PROBLEM TO WORK ON:
Output every line of the material exactly, omitting images.

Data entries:
● ● ● ● ● ● ●
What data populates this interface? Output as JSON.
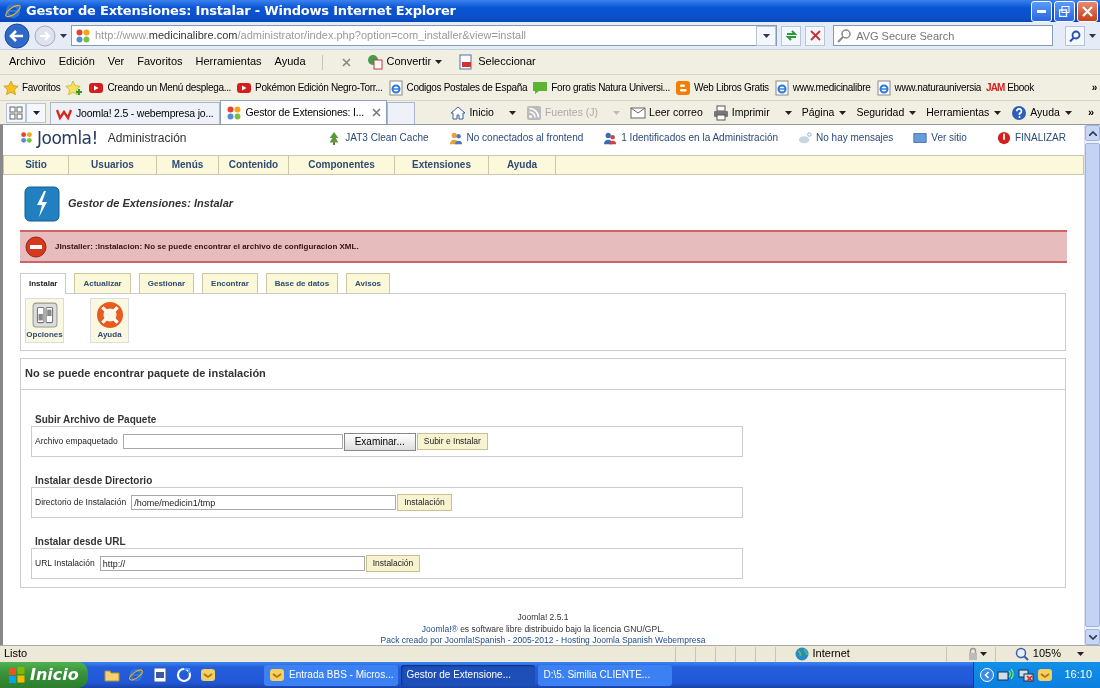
{
  "window": {
    "title": "Gestor de Extensiones: Instalar - Windows Internet Explorer"
  },
  "address": {
    "scheme": "http://www.",
    "domain": "medicinalibre.com",
    "path": "/administrator/index.php?option=com_installer&view=install"
  },
  "search": {
    "placeholder": "AVG Secure Search"
  },
  "menu": [
    "Archivo",
    "Edición",
    "Ver",
    "Favoritos",
    "Herramientas",
    "Ayuda"
  ],
  "toolbar": [
    {
      "label": "Convertir",
      "dropdown": true
    },
    {
      "label": "Seleccionar",
      "dropdown": false
    }
  ],
  "favorites": {
    "label": "Favoritos",
    "more": "»",
    "items": [
      {
        "label": "Creando un Menú desplega...",
        "kind": "video"
      },
      {
        "label": "Pokémon Edición Negro-Torr...",
        "kind": "video"
      },
      {
        "label": "Codigos Postales de España",
        "kind": "page"
      },
      {
        "label": "Foro gratis  Natura Universi...",
        "kind": "chat"
      },
      {
        "label": "Web Libros Gratis",
        "kind": "blog"
      },
      {
        "label": "www.medicinalibre",
        "kind": "page"
      },
      {
        "label": "www.naturauniversia",
        "kind": "page"
      },
      {
        "label": "Ebook",
        "kind": "badge",
        "badge": "JAM"
      }
    ]
  },
  "tabs": [
    {
      "label": "Joomla! 2.5 - webempresa jo...",
      "kind": "w",
      "selected": false
    },
    {
      "label": "Gestor de Extensiones: I...",
      "kind": "dots",
      "selected": true
    }
  ],
  "command_bar": {
    "more": "»",
    "items": [
      {
        "label": "Inicio",
        "kind": "home",
        "dropdown": true,
        "disabled": false
      },
      {
        "label": "Fuentes (J)",
        "kind": "feed",
        "dropdown": true,
        "disabled": true
      },
      {
        "label": "Leer correo",
        "kind": "mail",
        "dropdown": false,
        "disabled": false
      },
      {
        "label": "Imprimir",
        "kind": "print",
        "dropdown": true,
        "disabled": false
      },
      {
        "label": "Página",
        "kind": "plain",
        "dropdown": true,
        "disabled": false
      },
      {
        "label": "Seguridad",
        "kind": "plain",
        "dropdown": true,
        "disabled": false
      },
      {
        "label": "Herramientas",
        "kind": "plain",
        "dropdown": true,
        "disabled": false
      },
      {
        "label": "Ayuda",
        "kind": "help",
        "dropdown": true,
        "disabled": false
      }
    ]
  },
  "joomla": {
    "brand": "Joomla!",
    "title": "Administración",
    "status": [
      {
        "label": "JAT3 Clean Cache",
        "kind": "cache"
      },
      {
        "label": "No conectados al frontend",
        "kind": "users"
      },
      {
        "label": "1 Identificados en la Administración",
        "kind": "admins"
      },
      {
        "label": "No hay mensajes",
        "kind": "messages"
      },
      {
        "label": "Ver sitio",
        "kind": "site"
      },
      {
        "label": "FINALIZAR",
        "kind": "logout"
      }
    ],
    "menu": [
      "Sitio",
      "Usuarios",
      "Menús",
      "Contenido",
      "Componentes",
      "Extensiones",
      "Ayuda"
    ],
    "page_title": "Gestor de Extensiones: Instalar",
    "error": "JInstaller: :Instalacion: No se puede encontrar el archivo de configuracion XML.",
    "tabs": [
      {
        "label": "Instalar",
        "selected": true
      },
      {
        "label": "Actualizar",
        "selected": false
      },
      {
        "label": "Gestionar",
        "selected": false
      },
      {
        "label": "Encontrar",
        "selected": false
      },
      {
        "label": "Base de datos",
        "selected": false
      },
      {
        "label": "Avisos",
        "selected": false
      }
    ],
    "tools": [
      {
        "label": "Opciones",
        "kind": "options"
      },
      {
        "label": "Ayuda",
        "kind": "lifebuoy"
      }
    ],
    "heading": "No se puede encontrar paquete de instalación",
    "fieldsets": [
      {
        "legend": "Subir Archivo de Paquete",
        "label": "Archivo empaquetado",
        "buttons": [
          {
            "label": "Examinar...",
            "kind": "file"
          },
          {
            "label": "Subir e Instalar",
            "kind": "submit"
          }
        ]
      },
      {
        "legend": "Instalar desde Directorio",
        "label": "Directorio de Instalación",
        "value": "/home/medicin1/tmp",
        "buttons": [
          {
            "label": "Instalación",
            "kind": "submit"
          }
        ]
      },
      {
        "legend": "Instalar desde URL",
        "label": "URL Instalación",
        "value": "http://",
        "buttons": [
          {
            "label": "Instalación",
            "kind": "submit"
          }
        ]
      }
    ],
    "footer": {
      "version": "Joomla! 2.5.1",
      "license_link": "Joomla!®",
      "license_text": " es software libre distribuido bajo la licencia GNU/GPL.",
      "credit": "Pack creado por Joomla!Spanish - 2005-2012 - Hosting Joomla Spanish Webempresa"
    }
  },
  "status_bar": {
    "text": "Listo",
    "zone": "Internet",
    "zoom": "105%"
  },
  "taskbar": {
    "start": "Inicio",
    "windows": [
      {
        "label": "Entrada BBS - Micros...",
        "kind": "mail",
        "selected": false
      },
      {
        "label": "Gestor de Extensione...",
        "kind": "ie",
        "selected": true
      },
      {
        "label": "D:\\5. Similia CLIENTE...",
        "kind": "folder",
        "selected": false
      }
    ],
    "clock": "16:10"
  }
}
● ● ● ● ● ● ●
OUTPUT OF THE TASK:
What data populates this interface? Output as JSON.
{
  "window": {
    "title": "Gestor de Extensiones: Instalar - Windows Internet Explorer"
  },
  "address": {
    "scheme": "http://www.",
    "domain": "medicinalibre.com",
    "path": "/administrator/index.php?option=com_installer&view=install"
  },
  "search": {
    "placeholder": "AVG Secure Search"
  },
  "menu": [
    "Archivo",
    "Edición",
    "Ver",
    "Favoritos",
    "Herramientas",
    "Ayuda"
  ],
  "toolbar": [
    {
      "label": "Convertir",
      "dropdown": true
    },
    {
      "label": "Seleccionar",
      "dropdown": false
    }
  ],
  "favorites": {
    "label": "Favoritos",
    "more": "»",
    "items": [
      {
        "label": "Creando un Menú desplega...",
        "kind": "video"
      },
      {
        "label": "Pokémon Edición Negro-Torr...",
        "kind": "video"
      },
      {
        "label": "Codigos Postales de España",
        "kind": "page"
      },
      {
        "label": "Foro gratis  Natura Universi...",
        "kind": "chat"
      },
      {
        "label": "Web Libros Gratis",
        "kind": "blog"
      },
      {
        "label": "www.medicinalibre",
        "kind": "page"
      },
      {
        "label": "www.naturauniversia",
        "kind": "page"
      },
      {
        "label": "Ebook",
        "kind": "badge",
        "badge": "JAM"
      }
    ]
  },
  "tabs": [
    {
      "label": "Joomla! 2.5 - webempresa jo...",
      "kind": "w",
      "selected": false
    },
    {
      "label": "Gestor de Extensiones: I...",
      "kind": "dots",
      "selected": true
    }
  ],
  "command_bar": {
    "more": "»",
    "items": [
      {
        "label": "Inicio",
        "kind": "home",
        "dropdown": true,
        "disabled": false
      },
      {
        "label": "Fuentes (J)",
        "kind": "feed",
        "dropdown": true,
        "disabled": true
      },
      {
        "label": "Leer correo",
        "kind": "mail",
        "dropdown": false,
        "disabled": false
      },
      {
        "label": "Imprimir",
        "kind": "print",
        "dropdown": true,
        "disabled": false
      },
      {
        "label": "Página",
        "kind": "plain",
        "dropdown": true,
        "disabled": false
      },
      {
        "label": "Seguridad",
        "kind": "plain",
        "dropdown": true,
        "disabled": false
      },
      {
        "label": "Herramientas",
        "kind": "plain",
        "dropdown": true,
        "disabled": false
      },
      {
        "label": "Ayuda",
        "kind": "help",
        "dropdown": true,
        "disabled": false
      }
    ]
  },
  "joomla": {
    "brand": "Joomla!",
    "title": "Administración",
    "status": [
      {
        "label": "JAT3 Clean Cache",
        "kind": "cache"
      },
      {
        "label": "No conectados al frontend",
        "kind": "users"
      },
      {
        "label": "1 Identificados en la Administración",
        "kind": "admins"
      },
      {
        "label": "No hay mensajes",
        "kind": "messages"
      },
      {
        "label": "Ver sitio",
        "kind": "site"
      },
      {
        "label": "FINALIZAR",
        "kind": "logout"
      }
    ],
    "menu": [
      "Sitio",
      "Usuarios",
      "Menús",
      "Contenido",
      "Componentes",
      "Extensiones",
      "Ayuda"
    ],
    "page_title": "Gestor de Extensiones: Instalar",
    "error": "JInstaller: :Instalacion: No se puede encontrar el archivo de configuracion XML.",
    "tabs": [
      {
        "label": "Instalar",
        "selected": true
      },
      {
        "label": "Actualizar",
        "selected": false
      },
      {
        "label": "Gestionar",
        "selected": false
      },
      {
        "label": "Encontrar",
        "selected": false
      },
      {
        "label": "Base de datos",
        "selected": false
      },
      {
        "label": "Avisos",
        "selected": false
      }
    ],
    "tools": [
      {
        "label": "Opciones",
        "kind": "options"
      },
      {
        "label": "Ayuda",
        "kind": "lifebuoy"
      }
    ],
    "heading": "No se puede encontrar paquete de instalación",
    "fieldsets": [
      {
        "legend": "Subir Archivo de Paquete",
        "label": "Archivo empaquetado",
        "buttons": [
          {
            "label": "Examinar...",
            "kind": "file"
          },
          {
            "label": "Subir e Instalar",
            "kind": "submit"
          }
        ]
      },
      {
        "legend": "Instalar desde Directorio",
        "label": "Directorio de Instalación",
        "value": "/home/medicin1/tmp",
        "buttons": [
          {
            "label": "Instalación",
            "kind": "submit"
          }
        ]
      },
      {
        "legend": "Instalar desde URL",
        "label": "URL Instalación",
        "value": "http://",
        "buttons": [
          {
            "label": "Instalación",
            "kind": "submit"
          }
        ]
      }
    ],
    "footer": {
      "version": "Joomla! 2.5.1",
      "license_link": "Joomla!®",
      "license_text": " es software libre distribuido bajo la licencia GNU/GPL.",
      "credit": "Pack creado por Joomla!Spanish - 2005-2012 - Hosting Joomla Spanish Webempresa"
    }
  },
  "status_bar": {
    "text": "Listo",
    "zone": "Internet",
    "zoom": "105%"
  },
  "taskbar": {
    "start": "Inicio",
    "windows": [
      {
        "label": "Entrada BBS - Micros...",
        "kind": "mail",
        "selected": false
      },
      {
        "label": "Gestor de Extensione...",
        "kind": "ie",
        "selected": true
      },
      {
        "label": "D:\\5. Similia CLIENTE...",
        "kind": "folder",
        "selected": false
      }
    ],
    "clock": "16:10"
  }
}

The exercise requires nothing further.